Short problem » Could you extract every entry below and reproduce it exactly?

[Stored dataset items]
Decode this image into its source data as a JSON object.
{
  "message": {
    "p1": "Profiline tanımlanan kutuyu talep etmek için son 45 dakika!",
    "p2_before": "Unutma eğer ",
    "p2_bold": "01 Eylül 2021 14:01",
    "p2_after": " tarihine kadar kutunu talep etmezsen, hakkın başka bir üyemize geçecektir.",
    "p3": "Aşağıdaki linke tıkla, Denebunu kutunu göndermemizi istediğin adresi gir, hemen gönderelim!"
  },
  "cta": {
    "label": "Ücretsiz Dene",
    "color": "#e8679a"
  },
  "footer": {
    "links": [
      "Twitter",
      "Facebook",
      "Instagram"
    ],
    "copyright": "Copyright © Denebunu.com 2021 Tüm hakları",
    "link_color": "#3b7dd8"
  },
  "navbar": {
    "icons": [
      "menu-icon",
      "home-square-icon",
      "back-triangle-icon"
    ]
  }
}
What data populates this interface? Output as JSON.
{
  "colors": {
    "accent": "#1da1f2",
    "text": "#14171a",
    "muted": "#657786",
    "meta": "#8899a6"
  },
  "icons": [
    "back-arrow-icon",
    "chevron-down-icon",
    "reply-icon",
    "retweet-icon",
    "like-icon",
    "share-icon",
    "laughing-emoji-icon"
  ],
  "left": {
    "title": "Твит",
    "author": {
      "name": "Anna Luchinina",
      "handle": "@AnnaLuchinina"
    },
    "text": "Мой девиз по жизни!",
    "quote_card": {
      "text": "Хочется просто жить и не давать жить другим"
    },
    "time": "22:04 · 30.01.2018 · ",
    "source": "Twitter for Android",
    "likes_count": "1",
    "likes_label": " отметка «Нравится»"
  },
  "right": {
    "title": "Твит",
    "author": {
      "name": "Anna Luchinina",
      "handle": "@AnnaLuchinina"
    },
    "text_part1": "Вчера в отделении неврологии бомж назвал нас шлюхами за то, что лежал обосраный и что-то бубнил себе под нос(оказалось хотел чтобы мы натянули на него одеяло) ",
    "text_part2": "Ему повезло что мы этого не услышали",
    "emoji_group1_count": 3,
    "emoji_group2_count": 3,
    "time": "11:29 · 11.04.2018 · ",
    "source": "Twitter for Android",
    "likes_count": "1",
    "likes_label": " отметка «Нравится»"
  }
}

Output of the task »
Decode this image into its source data as a JSON object.
{
  "message": {
    "p1": "Profiline tanımlanan kutuyu talep etmek için son 45 dakika!",
    "p2_before": "Unutma eğer ",
    "p2_bold": "01 Eylül 2021 14:01",
    "p2_after": " tarihine kadar kutunu talep etmezsen, hakkın başka bir üyemize geçecektir.",
    "p3": "Aşağıdaki linke tıkla, Denebunu kutunu göndermemizi istediğin adresi gir, hemen gönderelim!"
  },
  "cta": {
    "label": "Ücretsiz Dene",
    "color": "#e8679a"
  },
  "footer": {
    "links": [
      "Twitter",
      "Facebook",
      "Instagram"
    ],
    "copyright": "Copyright © Denebunu.com 2021 Tüm hakları",
    "link_color": "#3b7dd8"
  },
  "navbar": {
    "icons": [
      "menu-icon",
      "home-square-icon",
      "back-triangle-icon"
    ]
  }
}
What data populates this interface? Output as JSON.
{
  "colors": {
    "accent": "#1da1f2",
    "text": "#14171a",
    "muted": "#657786",
    "meta": "#8899a6"
  },
  "icons": [
    "back-arrow-icon",
    "chevron-down-icon",
    "reply-icon",
    "retweet-icon",
    "like-icon",
    "share-icon",
    "laughing-emoji-icon"
  ],
  "left": {
    "title": "Твит",
    "author": {
      "name": "Anna Luchinina",
      "handle": "@AnnaLuchinina"
    },
    "text": "Мой девиз по жизни!",
    "quote_card": {
      "text": "Хочется просто жить и не давать жить другим"
    },
    "time": "22:04 · 30.01.2018 · ",
    "source": "Twitter for Android",
    "likes_count": "1",
    "likes_label": " отметка «Нравится»"
  },
  "right": {
    "title": "Твит",
    "author": {
      "name": "Anna Luchinina",
      "handle": "@AnnaLuchinina"
    },
    "text_part1": "Вчера в отделении неврологии бомж назвал нас шлюхами за то, что лежал обосраный и что-то бубнил себе под нос(оказалось хотел чтобы мы натянули на него одеяло) ",
    "text_part2": "Ему повезло что мы этого не услышали",
    "emoji_group1_count": 3,
    "emoji_group2_count": 3,
    "time": "11:29 · 11.04.2018 · ",
    "source": "Twitter for Android",
    "likes_count": "1",
    "likes_label": " отметка «Нравится»"
  }
}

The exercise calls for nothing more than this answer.